- **WHAT YOU HAVE TO DO**:
Present the following entries again, word for word and in full.
------ GIVEN ENTRIES
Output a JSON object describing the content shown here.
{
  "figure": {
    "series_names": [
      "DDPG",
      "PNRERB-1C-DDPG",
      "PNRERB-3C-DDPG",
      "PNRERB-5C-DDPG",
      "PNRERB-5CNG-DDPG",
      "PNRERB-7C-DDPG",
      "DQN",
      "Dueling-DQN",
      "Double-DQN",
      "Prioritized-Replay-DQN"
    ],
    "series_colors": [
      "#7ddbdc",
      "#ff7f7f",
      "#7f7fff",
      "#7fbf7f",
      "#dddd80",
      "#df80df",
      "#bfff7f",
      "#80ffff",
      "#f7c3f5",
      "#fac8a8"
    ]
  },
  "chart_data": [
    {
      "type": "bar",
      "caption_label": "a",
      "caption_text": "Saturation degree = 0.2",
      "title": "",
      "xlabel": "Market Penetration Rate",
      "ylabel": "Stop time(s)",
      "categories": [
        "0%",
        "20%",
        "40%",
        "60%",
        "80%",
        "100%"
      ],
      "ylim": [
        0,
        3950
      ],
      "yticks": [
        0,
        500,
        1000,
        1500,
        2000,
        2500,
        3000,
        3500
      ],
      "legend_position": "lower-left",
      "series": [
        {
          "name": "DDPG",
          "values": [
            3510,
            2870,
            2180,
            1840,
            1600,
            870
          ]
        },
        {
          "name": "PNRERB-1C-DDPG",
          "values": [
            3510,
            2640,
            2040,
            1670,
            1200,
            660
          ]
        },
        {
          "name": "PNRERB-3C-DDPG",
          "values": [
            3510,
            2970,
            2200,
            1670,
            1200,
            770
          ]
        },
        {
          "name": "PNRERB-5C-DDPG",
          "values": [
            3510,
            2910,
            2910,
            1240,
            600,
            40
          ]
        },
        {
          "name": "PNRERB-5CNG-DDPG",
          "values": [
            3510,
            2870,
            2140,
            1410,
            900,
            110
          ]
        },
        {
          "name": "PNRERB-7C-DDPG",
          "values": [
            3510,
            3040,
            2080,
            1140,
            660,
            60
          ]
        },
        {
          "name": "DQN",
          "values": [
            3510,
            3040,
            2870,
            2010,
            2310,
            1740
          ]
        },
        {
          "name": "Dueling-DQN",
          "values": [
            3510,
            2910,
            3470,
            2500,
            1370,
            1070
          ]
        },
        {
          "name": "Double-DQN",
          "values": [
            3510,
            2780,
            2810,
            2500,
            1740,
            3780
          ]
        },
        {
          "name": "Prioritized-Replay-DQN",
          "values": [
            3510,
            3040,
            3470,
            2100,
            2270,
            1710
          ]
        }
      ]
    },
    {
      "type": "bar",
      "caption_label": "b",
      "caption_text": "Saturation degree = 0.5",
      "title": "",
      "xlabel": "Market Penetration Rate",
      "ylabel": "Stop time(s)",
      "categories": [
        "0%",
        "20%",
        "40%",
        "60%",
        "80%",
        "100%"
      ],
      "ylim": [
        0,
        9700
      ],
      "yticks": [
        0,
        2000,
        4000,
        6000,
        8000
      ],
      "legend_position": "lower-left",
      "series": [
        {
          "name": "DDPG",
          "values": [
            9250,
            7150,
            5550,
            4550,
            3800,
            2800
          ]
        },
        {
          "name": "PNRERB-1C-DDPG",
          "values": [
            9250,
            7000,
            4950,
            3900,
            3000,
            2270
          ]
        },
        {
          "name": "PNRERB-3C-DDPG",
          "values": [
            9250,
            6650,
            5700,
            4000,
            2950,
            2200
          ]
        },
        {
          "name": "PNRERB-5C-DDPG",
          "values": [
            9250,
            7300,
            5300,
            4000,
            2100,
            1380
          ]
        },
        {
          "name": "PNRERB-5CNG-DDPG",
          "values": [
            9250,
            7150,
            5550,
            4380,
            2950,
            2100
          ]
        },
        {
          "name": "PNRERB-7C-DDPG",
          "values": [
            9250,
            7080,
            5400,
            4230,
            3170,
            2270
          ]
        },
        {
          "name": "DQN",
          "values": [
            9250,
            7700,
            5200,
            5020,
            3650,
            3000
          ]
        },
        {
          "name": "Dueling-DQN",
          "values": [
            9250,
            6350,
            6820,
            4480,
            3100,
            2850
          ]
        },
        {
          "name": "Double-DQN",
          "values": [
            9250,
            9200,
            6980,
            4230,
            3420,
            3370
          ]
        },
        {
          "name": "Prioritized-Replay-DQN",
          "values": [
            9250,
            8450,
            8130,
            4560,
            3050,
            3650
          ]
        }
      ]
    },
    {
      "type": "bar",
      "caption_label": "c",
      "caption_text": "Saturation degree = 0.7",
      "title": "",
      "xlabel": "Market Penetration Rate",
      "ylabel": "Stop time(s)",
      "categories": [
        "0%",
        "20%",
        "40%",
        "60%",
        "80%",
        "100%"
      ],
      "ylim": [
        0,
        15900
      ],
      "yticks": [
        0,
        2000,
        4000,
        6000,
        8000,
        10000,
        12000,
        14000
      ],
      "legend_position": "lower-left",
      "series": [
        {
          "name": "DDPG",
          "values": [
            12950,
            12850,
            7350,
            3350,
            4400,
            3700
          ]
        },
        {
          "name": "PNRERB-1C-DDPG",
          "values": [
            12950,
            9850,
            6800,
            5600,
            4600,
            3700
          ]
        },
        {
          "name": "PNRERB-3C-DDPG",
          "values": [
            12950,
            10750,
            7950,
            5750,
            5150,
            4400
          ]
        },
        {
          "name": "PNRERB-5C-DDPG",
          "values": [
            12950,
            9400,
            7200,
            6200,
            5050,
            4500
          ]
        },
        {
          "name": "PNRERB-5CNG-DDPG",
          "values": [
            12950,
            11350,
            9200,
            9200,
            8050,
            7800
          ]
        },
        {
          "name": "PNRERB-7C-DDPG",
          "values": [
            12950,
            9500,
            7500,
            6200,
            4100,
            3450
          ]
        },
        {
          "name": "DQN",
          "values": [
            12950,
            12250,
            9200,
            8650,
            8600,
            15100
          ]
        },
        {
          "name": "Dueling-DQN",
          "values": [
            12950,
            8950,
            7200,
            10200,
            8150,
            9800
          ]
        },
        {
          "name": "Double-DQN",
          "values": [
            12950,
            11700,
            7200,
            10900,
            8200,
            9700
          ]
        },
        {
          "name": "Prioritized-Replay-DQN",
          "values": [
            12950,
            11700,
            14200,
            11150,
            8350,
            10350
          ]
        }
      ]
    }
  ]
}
------------
- **WRITTEN ANSWER**:
Output a JSON object describing the content shown here.
{
  "figure": {
    "series_names": [
      "DDPG",
      "PNRERB-1C-DDPG",
      "PNRERB-3C-DDPG",
      "PNRERB-5C-DDPG",
      "PNRERB-5CNG-DDPG",
      "PNRERB-7C-DDPG",
      "DQN",
      "Dueling-DQN",
      "Double-DQN",
      "Prioritized-Replay-DQN"
    ],
    "series_colors": [
      "#7ddbdc",
      "#ff7f7f",
      "#7f7fff",
      "#7fbf7f",
      "#dddd80",
      "#df80df",
      "#bfff7f",
      "#80ffff",
      "#f7c3f5",
      "#fac8a8"
    ]
  },
  "chart_data": [
    {
      "type": "bar",
      "caption_label": "a",
      "caption_text": "Saturation degree = 0.2",
      "title": "",
      "xlabel": "Market Penetration Rate",
      "ylabel": "Stop time(s)",
      "categories": [
        "0%",
        "20%",
        "40%",
        "60%",
        "80%",
        "100%"
      ],
      "ylim": [
        0,
        3950
      ],
      "yticks": [
        0,
        500,
        1000,
        1500,
        2000,
        2500,
        3000,
        3500
      ],
      "legend_position": "lower-left",
      "series": [
        {
          "name": "DDPG",
          "values": [
            3510,
            2870,
            2180,
            1840,
            1600,
            870
          ]
        },
        {
          "name": "PNRERB-1C-DDPG",
          "values": [
            3510,
            2640,
            2040,
            1670,
            1200,
            660
          ]
        },
        {
          "name": "PNRERB-3C-DDPG",
          "values": [
            3510,
            2970,
            2200,
            1670,
            1200,
            770
          ]
        },
        {
          "name": "PNRERB-5C-DDPG",
          "values": [
            3510,
            2910,
            2910,
            1240,
            600,
            40
          ]
        },
        {
          "name": "PNRERB-5CNG-DDPG",
          "values": [
            3510,
            2870,
            2140,
            1410,
            900,
            110
          ]
        },
        {
          "name": "PNRERB-7C-DDPG",
          "values": [
            3510,
            3040,
            2080,
            1140,
            660,
            60
          ]
        },
        {
          "name": "DQN",
          "values": [
            3510,
            3040,
            2870,
            2010,
            2310,
            1740
          ]
        },
        {
          "name": "Dueling-DQN",
          "values": [
            3510,
            2910,
            3470,
            2500,
            1370,
            1070
          ]
        },
        {
          "name": "Double-DQN",
          "values": [
            3510,
            2780,
            2810,
            2500,
            1740,
            3780
          ]
        },
        {
          "name": "Prioritized-Replay-DQN",
          "values": [
            3510,
            3040,
            3470,
            2100,
            2270,
            1710
          ]
        }
      ]
    },
    {
      "type": "bar",
      "caption_label": "b",
      "caption_text": "Saturation degree = 0.5",
      "title": "",
      "xlabel": "Market Penetration Rate",
      "ylabel": "Stop time(s)",
      "categories": [
        "0%",
        "20%",
        "40%",
        "60%",
        "80%",
        "100%"
      ],
      "ylim": [
        0,
        9700
      ],
      "yticks": [
        0,
        2000,
        4000,
        6000,
        8000
      ],
      "legend_position": "lower-left",
      "series": [
        {
          "name": "DDPG",
          "values": [
            9250,
            7150,
            5550,
            4550,
            3800,
            2800
          ]
        },
        {
          "name": "PNRERB-1C-DDPG",
          "values": [
            9250,
            7000,
            4950,
            3900,
            3000,
            2270
          ]
        },
        {
          "name": "PNRERB-3C-DDPG",
          "values": [
            9250,
            6650,
            5700,
            4000,
            2950,
            2200
          ]
        },
        {
          "name": "PNRERB-5C-DDPG",
          "values": [
            9250,
            7300,
            5300,
            4000,
            2100,
            1380
          ]
        },
        {
          "name": "PNRERB-5CNG-DDPG",
          "values": [
            9250,
            7150,
            5550,
            4380,
            2950,
            2100
          ]
        },
        {
          "name": "PNRERB-7C-DDPG",
          "values": [
            9250,
            7080,
            5400,
            4230,
            3170,
            2270
          ]
        },
        {
          "name": "DQN",
          "values": [
            9250,
            7700,
            5200,
            5020,
            3650,
            3000
          ]
        },
        {
          "name": "Dueling-DQN",
          "values": [
            9250,
            6350,
            6820,
            4480,
            3100,
            2850
          ]
        },
        {
          "name": "Double-DQN",
          "values": [
            9250,
            9200,
            6980,
            4230,
            3420,
            3370
          ]
        },
        {
          "name": "Prioritized-Replay-DQN",
          "values": [
            9250,
            8450,
            8130,
            4560,
            3050,
            3650
          ]
        }
      ]
    },
    {
      "type": "bar",
      "caption_label": "c",
      "caption_text": "Saturation degree = 0.7",
      "title": "",
      "xlabel": "Market Penetration Rate",
      "ylabel": "Stop time(s)",
      "categories": [
        "0%",
        "20%",
        "40%",
        "60%",
        "80%",
        "100%"
      ],
      "ylim": [
        0,
        15900
      ],
      "yticks": [
        0,
        2000,
        4000,
        6000,
        8000,
        10000,
        12000,
        14000
      ],
      "legend_position": "lower-left",
      "series": [
        {
          "name": "DDPG",
          "values": [
            12950,
            12850,
            7350,
            3350,
            4400,
            3700
          ]
        },
        {
          "name": "PNRERB-1C-DDPG",
          "values": [
            12950,
            9850,
            6800,
            5600,
            4600,
            3700
          ]
        },
        {
          "name": "PNRERB-3C-DDPG",
          "values": [
            12950,
            10750,
            7950,
            5750,
            5150,
            4400
          ]
        },
        {
          "name": "PNRERB-5C-DDPG",
          "values": [
            12950,
            9400,
            7200,
            6200,
            5050,
            4500
          ]
        },
        {
          "name": "PNRERB-5CNG-DDPG",
          "values": [
            12950,
            11350,
            9200,
            9200,
            8050,
            7800
          ]
        },
        {
          "name": "PNRERB-7C-DDPG",
          "values": [
            12950,
            9500,
            7500,
            6200,
            4100,
            3450
          ]
        },
        {
          "name": "DQN",
          "values": [
            12950,
            12250,
            9200,
            8650,
            8600,
            15100
          ]
        },
        {
          "name": "Dueling-DQN",
          "values": [
            12950,
            8950,
            7200,
            10200,
            8150,
            9800
          ]
        },
        {
          "name": "Double-DQN",
          "values": [
            12950,
            11700,
            7200,
            10900,
            8200,
            9700
          ]
        },
        {
          "name": "Prioritized-Replay-DQN",
          "values": [
            12950,
            11700,
            14200,
            11150,
            8350,
            10350
          ]
        }
      ]
    }
  ]
}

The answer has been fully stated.